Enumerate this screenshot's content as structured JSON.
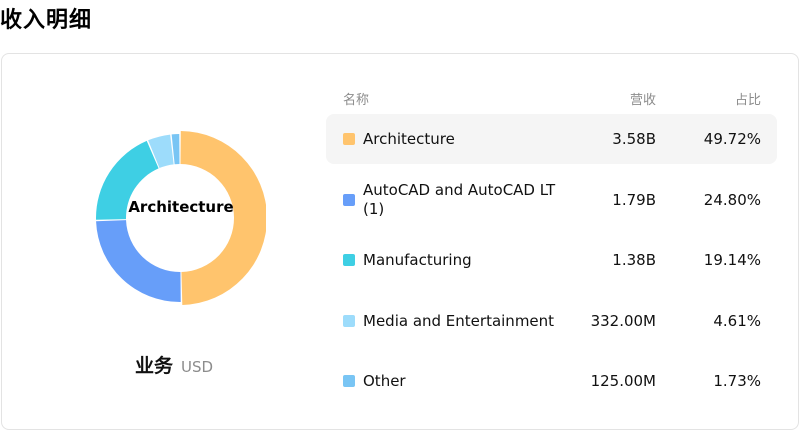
{
  "page": {
    "title": "收入明细"
  },
  "segment": {
    "name": "业务",
    "currency": "USD"
  },
  "table": {
    "headers": {
      "name": "名称",
      "revenue": "营收",
      "share": "占比"
    },
    "rows": [
      {
        "name": "Architecture",
        "revenue": "3.58B",
        "share": "49.72%",
        "value": 49.72,
        "color": "#ffc46d",
        "active": true
      },
      {
        "name": "AutoCAD and AutoCAD LT (1)",
        "revenue": "1.79B",
        "share": "24.80%",
        "value": 24.8,
        "color": "#679ef9",
        "active": false
      },
      {
        "name": "Manufacturing",
        "revenue": "1.38B",
        "share": "19.14%",
        "value": 19.14,
        "color": "#3ecfe4",
        "active": false
      },
      {
        "name": "Media and Entertainment",
        "revenue": "332.00M",
        "share": "4.61%",
        "value": 4.61,
        "color": "#9ddcfb",
        "active": false
      },
      {
        "name": "Other",
        "revenue": "125.00M",
        "share": "1.73%",
        "value": 1.73,
        "color": "#79c5f4",
        "active": false
      }
    ]
  },
  "chart_data": {
    "type": "pie",
    "center_label": "Architecture",
    "categories": [
      "Architecture",
      "AutoCAD and AutoCAD LT (1)",
      "Manufacturing",
      "Media and Entertainment",
      "Other"
    ],
    "values": [
      49.72,
      24.8,
      19.14,
      4.61,
      1.73
    ],
    "colors": [
      "#ffc46d",
      "#679ef9",
      "#3ecfe4",
      "#9ddcfb",
      "#79c5f4"
    ],
    "highlighted": "Architecture"
  }
}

§

* The request *
Examine the data above and state how many of its lines contain the word "name", with no further remarks.

* Written solution *
7